SOAL LATIHAN A: Dalam teks tentang pengertian eksepsi, penangan perkara sering lebih fokus pada pokok perkara saat menyusun jawaban. Jelaskan mengapa teks menilai hal itu tepat.
• • •
Tuesday, October 25, 2022

PENGERTIAN EKSEPSI




Secara umum, ‘eksepsi’ memiliki arti pengecualian. Namun, dalam hukum acara perdata eksepsi berarti tangkisan atau bantahan (objection) yang ditujukan kepada hal yang menyangkut syarat-syarat atau formalitas gugatan, yaitu jika gugatan yang diajukan, mengandung cacat atau pelanggaran formil yang mengakibatkan gugatan tidak sah sehingga tidak dapat diterima (inadmissible). Dengan demikian, keberatan yang diajukan dalam bentuk eksepsi tidak ditujukan dan tidak menyinggung bantahan terhadap pokok perkara (verweer ten principale)[1].

    Dalam penyusunan dokumen jawab jinawab, terutama jawaban, para penangan perkara seringkali lebih fokus kepada pokok perkara. Hal tersebut memang tepat karena dalam pokok perkara, penangan perkara memiliki kesempatan untuk menjawab dan menjelaskan keseluruhan proses perbuatan hukum yang telah dilakukan. Akan tetapi, jika penangan perkara jeli dan mengenal bentuk-bentuk eksepsi, bukan tidak mungkin majelis hakim kemudian akan mengabulkan eksepsi tersebut pada putusan sela. Eksepsi dapat diajukan oleh Tergugat pada saat menjawab surat gugatan Penggugat pada sidang pertama setelah gagalnya proses mediasi yang difasilitasi oleh pengadilan tingkat pertama (vide Pasal 121 ayat (2) HIR).  Berikut adalah jenis-jenis eksepsi yang dikenal dalam hukum acara perdata dan dapat digunakan oleh penangan perkara DJKN saat beracara di pengadilan :[2]

1.   Eksepsi formal / eksepsi prosesual (Processuele Exceptie), adalah eksepsi berdasarkan keabsahan formal suatu gugatan. Secara garis besar, eksepsi ini terbagi menjadi dua jenis, yakni :

a.   Eksepsi Kompetensi Absolut : eksepsi yang menyangkut pembagian kekuasaan antara badan-badan peradilan untuk memeriksa perkara, apakah peradilan umum, peradilan agama, peradilan militer atau peradilan tata usaha negara. Sesuai dengan ketentuan hukum acara, majelis hakim harus menyatakan dirinya tidak berwenang untuk memeriksa perkara yang bukan merupakan kewenangannya dan tidak tergantung kepada ada tidaknya eksepsi Tergugat.
• • •
SOAL LATIHAN B: Salin kata demi kata baris-baris dalam catatan, mulai dari baris yang memuat "annotation: 3 (405, 287, 415, 304)" dan berakhir pada baris yang memuat "x-tick-label: 5000. (807, 443, 845, 460)".

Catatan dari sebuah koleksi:
• • •
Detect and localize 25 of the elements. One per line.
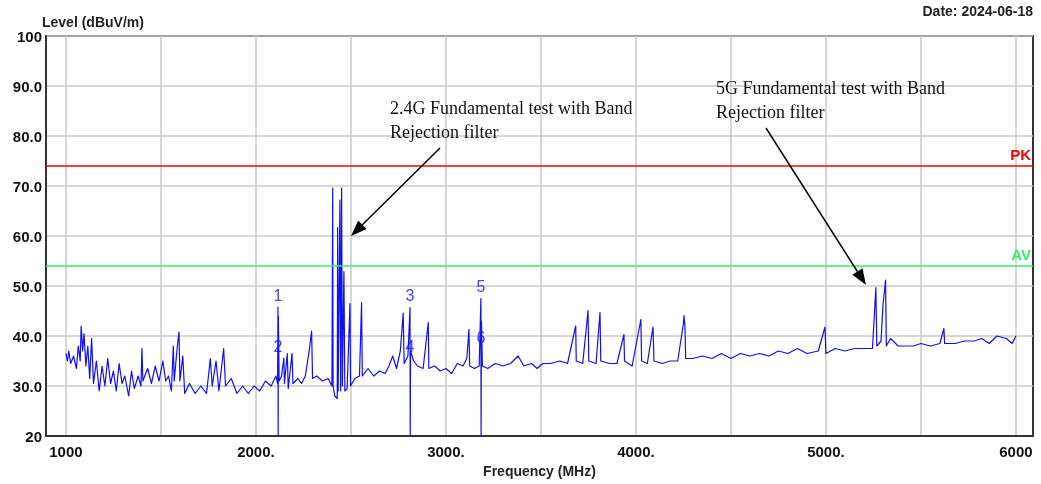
annotation: 3 (405, 287, 415, 304)
x-tick-label: 6000 (999, 443, 1033, 460)
text: Date: 2024-06-18 (922, 3, 1034, 19)
x-tick-label: 4000. (617, 443, 655, 460)
x-tick-label: 5000. (807, 443, 845, 460)
annotation: 2.4G Fundamental test with Band Rejection filter (390, 98, 637, 142)
y-tick-label: 80.0 (12, 127, 42, 145)
x-tick-label: 1000 (49, 443, 83, 460)
y-tick-label: 20 (25, 427, 42, 445)
ref-line-label: PK (1010, 146, 1032, 163)
x-tick-label: 2000. (237, 443, 275, 460)
y-axis-title: Level (dBuV/m) (42, 13, 144, 30)
y-tick-label: 60.0 (12, 227, 42, 245)
y-tick-label: 100 (16, 27, 42, 45)
y-tick-label: 70.0 (12, 177, 42, 195)
annotation: 5 (476, 278, 486, 295)
annotation: 5G Fundamental test with Band Rejection filter (716, 78, 950, 122)
y-tick-label: 90.0 (12, 77, 42, 95)
x-tick-label: 3000. (427, 443, 465, 460)
y-tick-label: 40.0 (12, 327, 42, 345)
y-tick-label: 50.0 (12, 277, 42, 295)
y-tick-label: 30.0 (12, 377, 42, 395)
x-axis-title: Frequency (MHz) (483, 462, 596, 479)
annotation: 1 (273, 286, 283, 304)
ref-line-label: AV (1011, 246, 1031, 263)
• • •
JAWABAN BENAR A: Hal itu tepat karena dalam pokok perkara, penangan perkara memiliki kesempatan untuk menjawab dan menjelaskan keseluruhan proses perbuatan hukum yang telah dilakukan.

JAWABAN BENAR B:
annotation: 3 (405, 287, 415, 304)
x-tick-label: 6000 (999, 443, 1033, 460)
text: Date: 2024-06-18 (922, 3, 1034, 19)
x-tick-label: 4000. (617, 443, 655, 460)
x-tick-label: 5000. (807, 443, 845, 460)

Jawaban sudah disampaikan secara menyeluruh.